[Saved entries]
+---+
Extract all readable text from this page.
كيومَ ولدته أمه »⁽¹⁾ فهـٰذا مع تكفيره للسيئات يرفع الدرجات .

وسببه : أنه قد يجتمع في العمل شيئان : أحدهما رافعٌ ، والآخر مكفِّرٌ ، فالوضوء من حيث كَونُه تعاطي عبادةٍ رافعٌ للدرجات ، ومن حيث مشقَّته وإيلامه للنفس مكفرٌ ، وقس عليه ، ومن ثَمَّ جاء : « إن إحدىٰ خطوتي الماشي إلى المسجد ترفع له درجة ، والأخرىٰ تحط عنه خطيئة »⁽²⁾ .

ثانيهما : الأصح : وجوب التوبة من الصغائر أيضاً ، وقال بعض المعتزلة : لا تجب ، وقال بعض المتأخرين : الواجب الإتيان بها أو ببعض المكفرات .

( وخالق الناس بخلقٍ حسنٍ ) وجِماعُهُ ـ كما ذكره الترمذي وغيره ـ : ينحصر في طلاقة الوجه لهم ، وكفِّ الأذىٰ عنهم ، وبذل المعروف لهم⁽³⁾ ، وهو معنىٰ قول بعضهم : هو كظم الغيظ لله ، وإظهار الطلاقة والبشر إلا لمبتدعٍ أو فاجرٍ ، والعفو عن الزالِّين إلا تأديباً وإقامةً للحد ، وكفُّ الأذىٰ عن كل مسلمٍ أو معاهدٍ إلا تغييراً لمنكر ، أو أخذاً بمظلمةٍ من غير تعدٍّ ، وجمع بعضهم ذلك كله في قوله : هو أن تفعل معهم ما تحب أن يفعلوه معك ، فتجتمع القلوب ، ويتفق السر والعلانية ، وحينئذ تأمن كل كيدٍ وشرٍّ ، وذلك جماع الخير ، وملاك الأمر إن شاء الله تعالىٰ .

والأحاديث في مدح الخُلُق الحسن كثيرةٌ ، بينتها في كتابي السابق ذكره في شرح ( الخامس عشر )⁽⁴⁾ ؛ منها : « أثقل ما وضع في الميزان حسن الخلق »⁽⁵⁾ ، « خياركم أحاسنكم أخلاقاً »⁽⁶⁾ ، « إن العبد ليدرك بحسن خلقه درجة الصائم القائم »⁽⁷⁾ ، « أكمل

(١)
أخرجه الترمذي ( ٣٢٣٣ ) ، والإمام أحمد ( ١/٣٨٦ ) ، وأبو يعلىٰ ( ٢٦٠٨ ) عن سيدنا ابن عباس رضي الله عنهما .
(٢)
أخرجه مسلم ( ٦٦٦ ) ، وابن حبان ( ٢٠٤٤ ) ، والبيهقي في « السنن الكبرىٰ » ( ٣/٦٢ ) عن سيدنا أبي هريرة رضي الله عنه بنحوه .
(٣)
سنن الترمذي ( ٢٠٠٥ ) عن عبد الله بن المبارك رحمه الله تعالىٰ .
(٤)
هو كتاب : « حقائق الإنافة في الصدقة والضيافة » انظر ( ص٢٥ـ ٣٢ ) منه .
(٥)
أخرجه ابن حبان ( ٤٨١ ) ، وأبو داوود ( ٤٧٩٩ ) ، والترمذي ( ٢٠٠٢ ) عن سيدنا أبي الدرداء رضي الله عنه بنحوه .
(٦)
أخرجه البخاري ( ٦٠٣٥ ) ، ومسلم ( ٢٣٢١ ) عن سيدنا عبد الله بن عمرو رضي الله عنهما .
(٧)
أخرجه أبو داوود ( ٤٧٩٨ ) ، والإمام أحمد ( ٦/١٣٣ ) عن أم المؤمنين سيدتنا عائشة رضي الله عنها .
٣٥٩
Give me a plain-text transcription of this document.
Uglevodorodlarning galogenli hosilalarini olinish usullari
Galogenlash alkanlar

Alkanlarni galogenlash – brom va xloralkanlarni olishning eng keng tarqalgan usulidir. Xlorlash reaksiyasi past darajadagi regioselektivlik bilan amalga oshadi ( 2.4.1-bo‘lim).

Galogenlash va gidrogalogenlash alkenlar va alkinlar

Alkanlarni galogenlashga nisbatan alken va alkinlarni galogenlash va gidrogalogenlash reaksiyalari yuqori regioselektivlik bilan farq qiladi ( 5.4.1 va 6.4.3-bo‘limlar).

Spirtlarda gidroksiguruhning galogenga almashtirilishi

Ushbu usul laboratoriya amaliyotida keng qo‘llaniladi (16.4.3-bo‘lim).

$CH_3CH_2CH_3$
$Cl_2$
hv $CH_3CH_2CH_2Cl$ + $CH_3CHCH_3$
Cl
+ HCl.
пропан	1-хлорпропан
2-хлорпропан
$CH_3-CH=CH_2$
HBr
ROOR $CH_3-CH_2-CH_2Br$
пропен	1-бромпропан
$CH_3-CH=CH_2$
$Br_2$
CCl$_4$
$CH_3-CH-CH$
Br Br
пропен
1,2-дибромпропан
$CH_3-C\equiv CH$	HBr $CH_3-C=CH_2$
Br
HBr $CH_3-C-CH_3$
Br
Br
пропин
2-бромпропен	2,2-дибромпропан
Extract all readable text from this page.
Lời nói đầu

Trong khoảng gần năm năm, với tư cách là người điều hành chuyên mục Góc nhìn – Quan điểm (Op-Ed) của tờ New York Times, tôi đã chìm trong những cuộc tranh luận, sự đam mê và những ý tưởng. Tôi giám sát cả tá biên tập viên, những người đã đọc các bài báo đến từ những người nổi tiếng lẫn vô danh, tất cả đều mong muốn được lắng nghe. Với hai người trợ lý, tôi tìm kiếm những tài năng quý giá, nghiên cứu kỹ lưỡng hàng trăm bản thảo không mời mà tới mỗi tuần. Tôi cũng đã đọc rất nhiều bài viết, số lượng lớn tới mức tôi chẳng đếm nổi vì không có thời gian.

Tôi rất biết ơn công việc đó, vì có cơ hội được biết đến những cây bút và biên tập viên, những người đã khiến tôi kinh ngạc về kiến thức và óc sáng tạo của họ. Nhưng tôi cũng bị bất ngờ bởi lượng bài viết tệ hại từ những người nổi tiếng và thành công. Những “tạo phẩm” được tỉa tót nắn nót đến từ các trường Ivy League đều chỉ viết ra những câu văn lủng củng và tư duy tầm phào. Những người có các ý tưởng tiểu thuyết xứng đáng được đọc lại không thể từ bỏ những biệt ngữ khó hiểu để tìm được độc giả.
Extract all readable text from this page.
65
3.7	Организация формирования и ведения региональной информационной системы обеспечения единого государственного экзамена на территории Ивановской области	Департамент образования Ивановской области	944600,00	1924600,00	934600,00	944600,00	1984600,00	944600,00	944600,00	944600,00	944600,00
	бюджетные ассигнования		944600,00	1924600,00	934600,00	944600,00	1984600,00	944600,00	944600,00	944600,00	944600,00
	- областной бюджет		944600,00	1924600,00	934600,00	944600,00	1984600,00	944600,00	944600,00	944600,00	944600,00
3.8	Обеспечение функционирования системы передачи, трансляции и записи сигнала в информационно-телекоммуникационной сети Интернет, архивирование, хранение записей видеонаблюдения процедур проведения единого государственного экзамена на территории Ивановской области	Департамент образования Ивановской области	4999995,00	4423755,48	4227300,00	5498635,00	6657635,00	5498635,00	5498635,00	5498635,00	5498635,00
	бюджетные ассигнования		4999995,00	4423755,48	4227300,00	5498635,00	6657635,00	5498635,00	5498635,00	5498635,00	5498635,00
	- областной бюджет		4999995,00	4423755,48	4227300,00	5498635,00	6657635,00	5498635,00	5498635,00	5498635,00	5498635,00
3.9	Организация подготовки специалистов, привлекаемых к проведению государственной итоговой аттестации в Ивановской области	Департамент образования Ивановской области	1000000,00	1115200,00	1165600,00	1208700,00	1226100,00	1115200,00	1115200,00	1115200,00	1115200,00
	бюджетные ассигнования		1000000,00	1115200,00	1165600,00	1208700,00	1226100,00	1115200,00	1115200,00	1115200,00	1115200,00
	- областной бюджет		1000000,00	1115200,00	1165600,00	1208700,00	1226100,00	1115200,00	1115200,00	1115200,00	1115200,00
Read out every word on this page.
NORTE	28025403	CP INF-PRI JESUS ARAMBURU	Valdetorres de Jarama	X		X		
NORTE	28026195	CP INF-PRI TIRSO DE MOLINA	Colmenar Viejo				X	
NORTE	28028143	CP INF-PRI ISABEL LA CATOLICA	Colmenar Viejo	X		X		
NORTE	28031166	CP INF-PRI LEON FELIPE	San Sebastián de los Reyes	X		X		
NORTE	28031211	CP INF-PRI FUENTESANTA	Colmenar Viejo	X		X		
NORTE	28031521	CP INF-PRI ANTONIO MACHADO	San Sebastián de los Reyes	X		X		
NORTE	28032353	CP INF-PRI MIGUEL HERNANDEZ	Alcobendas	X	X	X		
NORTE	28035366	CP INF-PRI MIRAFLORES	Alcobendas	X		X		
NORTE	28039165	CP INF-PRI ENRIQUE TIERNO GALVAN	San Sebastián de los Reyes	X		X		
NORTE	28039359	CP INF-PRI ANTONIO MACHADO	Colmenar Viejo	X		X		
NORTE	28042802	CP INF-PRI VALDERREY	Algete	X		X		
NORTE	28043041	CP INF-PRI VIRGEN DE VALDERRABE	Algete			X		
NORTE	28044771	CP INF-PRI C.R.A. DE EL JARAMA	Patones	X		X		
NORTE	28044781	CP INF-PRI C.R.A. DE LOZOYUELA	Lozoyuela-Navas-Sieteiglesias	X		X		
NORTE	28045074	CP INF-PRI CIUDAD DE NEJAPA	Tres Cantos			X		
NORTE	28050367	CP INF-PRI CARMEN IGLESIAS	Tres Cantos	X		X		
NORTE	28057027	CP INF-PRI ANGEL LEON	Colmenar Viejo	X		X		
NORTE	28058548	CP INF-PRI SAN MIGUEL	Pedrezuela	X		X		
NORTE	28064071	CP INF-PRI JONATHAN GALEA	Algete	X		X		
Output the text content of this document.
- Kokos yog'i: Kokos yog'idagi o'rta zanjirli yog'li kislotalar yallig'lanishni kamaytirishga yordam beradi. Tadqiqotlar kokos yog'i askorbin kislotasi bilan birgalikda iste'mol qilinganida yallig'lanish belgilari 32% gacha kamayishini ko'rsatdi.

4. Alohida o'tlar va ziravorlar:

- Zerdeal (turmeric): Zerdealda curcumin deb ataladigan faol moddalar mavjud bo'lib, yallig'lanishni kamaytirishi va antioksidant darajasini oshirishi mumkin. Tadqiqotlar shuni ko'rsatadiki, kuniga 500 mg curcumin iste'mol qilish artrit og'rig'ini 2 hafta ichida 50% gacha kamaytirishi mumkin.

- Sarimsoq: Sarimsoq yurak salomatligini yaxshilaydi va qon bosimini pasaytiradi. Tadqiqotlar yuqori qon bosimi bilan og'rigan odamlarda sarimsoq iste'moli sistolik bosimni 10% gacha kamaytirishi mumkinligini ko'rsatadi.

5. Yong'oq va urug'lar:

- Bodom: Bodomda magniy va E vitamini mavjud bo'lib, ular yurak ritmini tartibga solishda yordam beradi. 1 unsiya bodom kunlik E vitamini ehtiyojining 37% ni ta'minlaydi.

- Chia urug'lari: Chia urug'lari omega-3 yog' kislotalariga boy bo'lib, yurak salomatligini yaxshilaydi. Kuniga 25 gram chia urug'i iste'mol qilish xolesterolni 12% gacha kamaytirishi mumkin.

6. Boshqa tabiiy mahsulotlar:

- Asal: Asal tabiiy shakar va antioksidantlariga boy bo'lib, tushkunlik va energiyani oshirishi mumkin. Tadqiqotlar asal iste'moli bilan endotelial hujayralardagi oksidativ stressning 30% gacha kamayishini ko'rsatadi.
+---+
What needs to be done. Search the entries for the string "بنحوه" and collect each line that has it.

Solution to this exercise.
أخرجه مسلم ( ٦٦٦ ) ، وابن حبان ( ٢٠٤٤ ) ، والبيهقي في « السنن الكبرىٰ » ( ٣/٦٢ ) عن سيدنا أبي هريرة رضي الله عنه بنحوه .
أخرجه ابن حبان ( ٤٨١ ) ، وأبو داوود ( ٤٧٩٩ ) ، والترمذي ( ٢٠٠٢ ) عن سيدنا أبي الدرداء رضي الله عنه بنحوه .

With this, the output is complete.